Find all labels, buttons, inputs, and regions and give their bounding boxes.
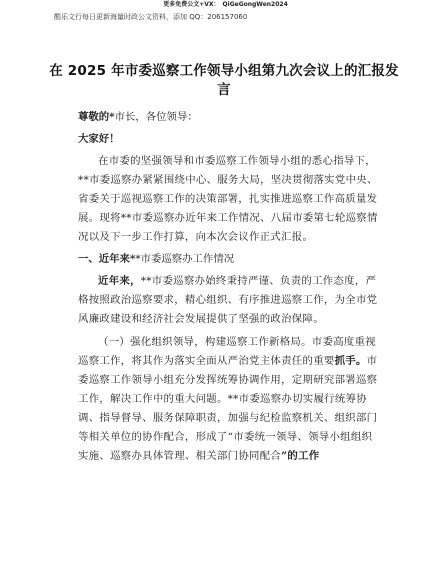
sub-paragraph [78, 333, 378, 466]
section-paragraph-lead: 近年来， [98, 275, 141, 287]
top-banner [0, 0, 448, 9]
sub-paragraph-text-a: （一）强化组织领导，构建巡察工作新格局。市委高度重视巡察工作，将其作为落实全面从严治党主体责任的重要 [78, 336, 376, 367]
sub-paragraph-bold-a: 抓手。 [334, 355, 367, 367]
section-paragraph-text: **市委巡察办始终秉持严谨、负责的工作态度，严格按照政治巡察要求，精心组织、有序推进巡察工作，为全市党风廉政建设和经济社会发展提供了坚强的政治保障。 [78, 275, 378, 325]
greeting: 大家好！ [78, 133, 120, 145]
header-note: 酷乐文行每日更新海量时政公文资料，添加 QQ：206157060 [54, 13, 248, 21]
section-heading-rest: *市委巡察办工作情况 [135, 253, 235, 265]
section-heading [78, 250, 378, 269]
section-paragraph [78, 272, 378, 329]
salutation-rest: 市长，各位领导： [114, 111, 198, 123]
sub-paragraph-bold-b: ”的工作 [281, 450, 320, 462]
section-heading-bold: 一、近年来* [78, 253, 136, 265]
banner-id: QiGeGongWen2024 [222, 1, 288, 8]
sub-paragraph-text-b: 市委巡察工作领导小组充分发挥统筹协调作用，定期研究部署巡察工作，解决工作中的重大问题。**市委巡察办切实履行统筹协调、指导督导、服务保障职责，加强与纪检监察机关、组织部门等相关单位的协作配合，形成了“市委统一领导、领导小组组织实施、巡察办具体管理、相关部门协同配合 [78, 355, 378, 462]
document-title: 在 2025 年市委巡察工作领导小组第九次会议上的汇报发言 [49, 63, 399, 98]
salutation-bold: 尊敬的* [78, 111, 115, 123]
salutation [78, 108, 378, 127]
intro-paragraph: 在市委的坚强领导和市委巡察工作领导小组的悉心指导下，**市委巡察办紧紧围绕中心、服务大局，坚决贯彻落实党中央、省委关于巡视巡察工作的决策部署，扎实推进巡察工作高质量发展。现将**市委巡察办近年来工作情况、八届市委第七轮巡察情况以及下一步工作打算，向本次会议作正式汇报。 [78, 155, 378, 243]
banner-text: 更多免费公文+VX： [163, 1, 220, 8]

────────────────────────────────────────

[AIM OF THE TASK]: Please print every line of the records above verbatim, leaving out the pictures.

[TASK OUTPUT]:
Find all labels, buttons, inputs, and regions and give their bounding boxes.
sub-paragraph [78, 333, 378, 466]
section-paragraph-lead: 近年来， [98, 275, 141, 287]
top-banner [0, 0, 448, 9]
sub-paragraph-text-a: （一）强化组织领导，构建巡察工作新格局。市委高度重视巡察工作，将其作为落实全面从严治党主体责任的重要 [78, 336, 376, 367]
sub-paragraph-bold-a: 抓手。 [334, 355, 367, 367]
section-paragraph-text: **市委巡察办始终秉持严谨、负责的工作态度，严格按照政治巡察要求，精心组织、有序推进巡察工作，为全市党风廉政建设和经济社会发展提供了坚强的政治保障。 [78, 275, 378, 325]
greeting: 大家好！ [78, 133, 120, 145]
header-note: 酷乐文行每日更新海量时政公文资料，添加 QQ：206157060 [54, 13, 248, 21]
section-heading-rest: *市委巡察办工作情况 [135, 253, 235, 265]
section-heading [78, 250, 378, 269]
section-paragraph [78, 272, 378, 329]
salutation-rest: 市长，各位领导： [114, 111, 198, 123]
sub-paragraph-bold-b: ”的工作 [281, 450, 320, 462]
section-heading-bold: 一、近年来* [78, 253, 136, 265]
banner-id: QiGeGongWen2024 [222, 1, 288, 8]
sub-paragraph-text-b: 市委巡察工作领导小组充分发挥统筹协调作用，定期研究部署巡察工作，解决工作中的重大问题。**市委巡察办切实履行统筹协调、指导督导、服务保障职责，加强与纪检监察机关、组织部门等相关单位的协作配合，形成了“市委统一领导、领导小组组织实施、巡察办具体管理、相关部门协同配合 [78, 355, 378, 462]
document-title: 在 2025 年市委巡察工作领导小组第九次会议上的汇报发言 [49, 63, 399, 98]
salutation-bold: 尊敬的* [78, 111, 115, 123]
salutation [78, 108, 378, 127]
intro-paragraph: 在市委的坚强领导和市委巡察工作领导小组的悉心指导下，**市委巡察办紧紧围绕中心、服务大局，坚决贯彻落实党中央、省委关于巡视巡察工作的决策部署，扎实推进巡察工作高质量发展。现将**市委巡察办近年来工作情况、八届市委第七轮巡察情况以及下一步工作打算，向本次会议作正式汇报。 [78, 155, 378, 243]
banner-text: 更多免费公文+VX： [163, 1, 220, 8]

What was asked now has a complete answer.